> _WHAT YOU SHOULD DO_
Rewrite every line of the entries below as a numbered list, omitting any blank lines.

— Begin —

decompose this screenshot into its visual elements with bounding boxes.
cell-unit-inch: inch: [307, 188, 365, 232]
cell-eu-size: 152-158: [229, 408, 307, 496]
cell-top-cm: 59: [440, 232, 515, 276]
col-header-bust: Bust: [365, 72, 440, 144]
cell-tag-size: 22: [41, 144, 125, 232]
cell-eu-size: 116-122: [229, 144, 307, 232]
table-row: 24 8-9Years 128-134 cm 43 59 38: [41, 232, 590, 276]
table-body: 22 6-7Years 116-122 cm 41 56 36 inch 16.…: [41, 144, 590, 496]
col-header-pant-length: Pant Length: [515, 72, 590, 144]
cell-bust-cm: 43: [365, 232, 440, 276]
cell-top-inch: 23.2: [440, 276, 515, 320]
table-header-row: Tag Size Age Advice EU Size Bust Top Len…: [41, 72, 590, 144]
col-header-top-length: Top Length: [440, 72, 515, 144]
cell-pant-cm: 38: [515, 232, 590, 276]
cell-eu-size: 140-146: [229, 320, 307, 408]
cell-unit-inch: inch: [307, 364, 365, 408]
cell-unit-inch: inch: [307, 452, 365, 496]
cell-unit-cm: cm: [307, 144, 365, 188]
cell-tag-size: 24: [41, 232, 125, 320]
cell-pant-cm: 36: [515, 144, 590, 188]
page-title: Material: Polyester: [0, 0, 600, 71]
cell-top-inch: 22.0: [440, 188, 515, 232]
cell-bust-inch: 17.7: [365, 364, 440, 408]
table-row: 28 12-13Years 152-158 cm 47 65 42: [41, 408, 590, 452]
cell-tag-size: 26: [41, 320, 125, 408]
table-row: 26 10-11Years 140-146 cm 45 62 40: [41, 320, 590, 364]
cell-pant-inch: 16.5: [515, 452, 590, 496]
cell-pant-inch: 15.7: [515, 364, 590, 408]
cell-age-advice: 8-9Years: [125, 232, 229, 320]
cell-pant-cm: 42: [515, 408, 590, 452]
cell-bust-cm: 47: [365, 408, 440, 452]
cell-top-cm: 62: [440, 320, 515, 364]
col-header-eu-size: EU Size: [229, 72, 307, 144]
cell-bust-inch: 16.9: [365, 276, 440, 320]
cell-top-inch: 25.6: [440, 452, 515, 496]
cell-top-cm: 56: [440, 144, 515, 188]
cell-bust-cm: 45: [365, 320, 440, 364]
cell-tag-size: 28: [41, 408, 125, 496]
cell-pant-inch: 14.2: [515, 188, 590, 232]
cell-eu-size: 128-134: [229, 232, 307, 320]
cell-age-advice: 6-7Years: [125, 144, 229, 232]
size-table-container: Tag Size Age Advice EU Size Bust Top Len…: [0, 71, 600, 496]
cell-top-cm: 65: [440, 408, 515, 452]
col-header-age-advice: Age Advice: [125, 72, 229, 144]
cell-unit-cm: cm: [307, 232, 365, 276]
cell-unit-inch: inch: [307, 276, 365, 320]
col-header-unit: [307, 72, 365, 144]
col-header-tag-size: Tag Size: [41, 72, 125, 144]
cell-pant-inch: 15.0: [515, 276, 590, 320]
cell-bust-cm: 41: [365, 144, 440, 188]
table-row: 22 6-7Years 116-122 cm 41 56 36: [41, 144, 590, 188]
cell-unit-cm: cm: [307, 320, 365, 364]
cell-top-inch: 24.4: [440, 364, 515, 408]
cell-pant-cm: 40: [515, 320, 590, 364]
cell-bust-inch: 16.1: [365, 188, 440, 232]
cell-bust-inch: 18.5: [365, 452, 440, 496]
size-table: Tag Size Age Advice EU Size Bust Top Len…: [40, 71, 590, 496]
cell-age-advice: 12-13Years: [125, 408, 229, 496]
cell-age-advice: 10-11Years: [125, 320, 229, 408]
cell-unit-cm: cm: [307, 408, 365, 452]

— End —

> _CORRECT ANSWER_
1. decompose this screenshot into its visual elements with bounding boxes.
2. cell-unit-inch: inch: [307, 188, 365, 232]
3. cell-eu-size: 152-158: [229, 408, 307, 496]
4. cell-top-cm: 59: [440, 232, 515, 276]
5. col-header-bust: Bust: [365, 72, 440, 144]
6. cell-tag-size: 22: [41, 144, 125, 232]
7. cell-eu-size: 116-122: [229, 144, 307, 232]
8. table-row: 24 8-9Years 128-134 cm 43 59 38: [41, 232, 590, 276]
9. table-body: 22 6-7Years 116-122 cm 41 56 36 inch 16.…: [41, 144, 590, 496]
10. col-header-pant-length: Pant Length: [515, 72, 590, 144]
11. cell-bust-cm: 43: [365, 232, 440, 276]
12. cell-top-inch: 23.2: [440, 276, 515, 320]
13. table-header-row: Tag Size Age Advice EU Size Bust Top Len…: [41, 72, 590, 144]
14. col-header-top-length: Top Length: [440, 72, 515, 144]
15. cell-pant-cm: 38: [515, 232, 590, 276]
16. cell-eu-size: 140-146: [229, 320, 307, 408]
17. cell-unit-inch: inch: [307, 364, 365, 408]
18. cell-unit-inch: inch: [307, 452, 365, 496]
19. cell-unit-cm: cm: [307, 144, 365, 188]
20. cell-tag-size: 24: [41, 232, 125, 320]
21. cell-pant-cm: 36: [515, 144, 590, 188]
22. page-title: Material: Polyester: [0, 0, 600, 71]
23. cell-top-inch: 22.0: [440, 188, 515, 232]
24. cell-bust-inch: 17.7: [365, 364, 440, 408]
25. table-row: 28 12-13Years 152-158 cm 47 65 42: [41, 408, 590, 452]
26. cell-tag-size: 26: [41, 320, 125, 408]
27. table-row: 26 10-11Years 140-146 cm 45 62 40: [41, 320, 590, 364]
28. cell-pant-inch: 16.5: [515, 452, 590, 496]
29. cell-pant-inch: 15.7: [515, 364, 590, 408]
30. cell-age-advice: 8-9Years: [125, 232, 229, 320]
31. cell-pant-cm: 42: [515, 408, 590, 452]
32. cell-bust-cm: 47: [365, 408, 440, 452]
33. cell-top-cm: 62: [440, 320, 515, 364]
34. col-header-eu-size: EU Size: [229, 72, 307, 144]
35. cell-bust-inch: 16.9: [365, 276, 440, 320]
36. cell-top-inch: 25.6: [440, 452, 515, 496]
37. cell-top-cm: 56: [440, 144, 515, 188]
38. cell-bust-cm: 45: [365, 320, 440, 364]
39. cell-tag-size: 28: [41, 408, 125, 496]
40. cell-pant-inch: 14.2: [515, 188, 590, 232]
41. cell-eu-size: 128-134: [229, 232, 307, 320]
42. cell-age-advice: 6-7Years: [125, 144, 229, 232]
43. size-table-container: Tag Size Age Advice EU Size Bust Top Len…: [0, 71, 600, 496]
44. cell-top-cm: 65: [440, 408, 515, 452]
45. col-header-age-advice: Age Advice: [125, 72, 229, 144]
46. cell-unit-cm: cm: [307, 232, 365, 276]
47. cell-unit-inch: inch: [307, 276, 365, 320]
48. col-header-unit: [307, 72, 365, 144]
49. col-header-tag-size: Tag Size: [41, 72, 125, 144]
50. cell-pant-inch: 15.0: [515, 276, 590, 320]
51. cell-bust-cm: 41: [365, 144, 440, 188]
52. table-row: 22 6-7Years 116-122 cm 41 56 36: [41, 144, 590, 188]
53. cell-unit-cm: cm: [307, 320, 365, 364]
54. cell-top-inch: 24.4: [440, 364, 515, 408]
55. cell-pant-cm: 40: [515, 320, 590, 364]
56. cell-bust-inch: 16.1: [365, 188, 440, 232]
57. cell-bust-inch: 18.5: [365, 452, 440, 496]
58. size-table: Tag Size Age Advice EU Size Bust Top Len…: [40, 71, 590, 496]
59. cell-age-advice: 12-13Years: [125, 408, 229, 496]
60. cell-age-advice: 10-11Years: [125, 320, 229, 408]
61. cell-unit-cm: cm: [307, 408, 365, 452]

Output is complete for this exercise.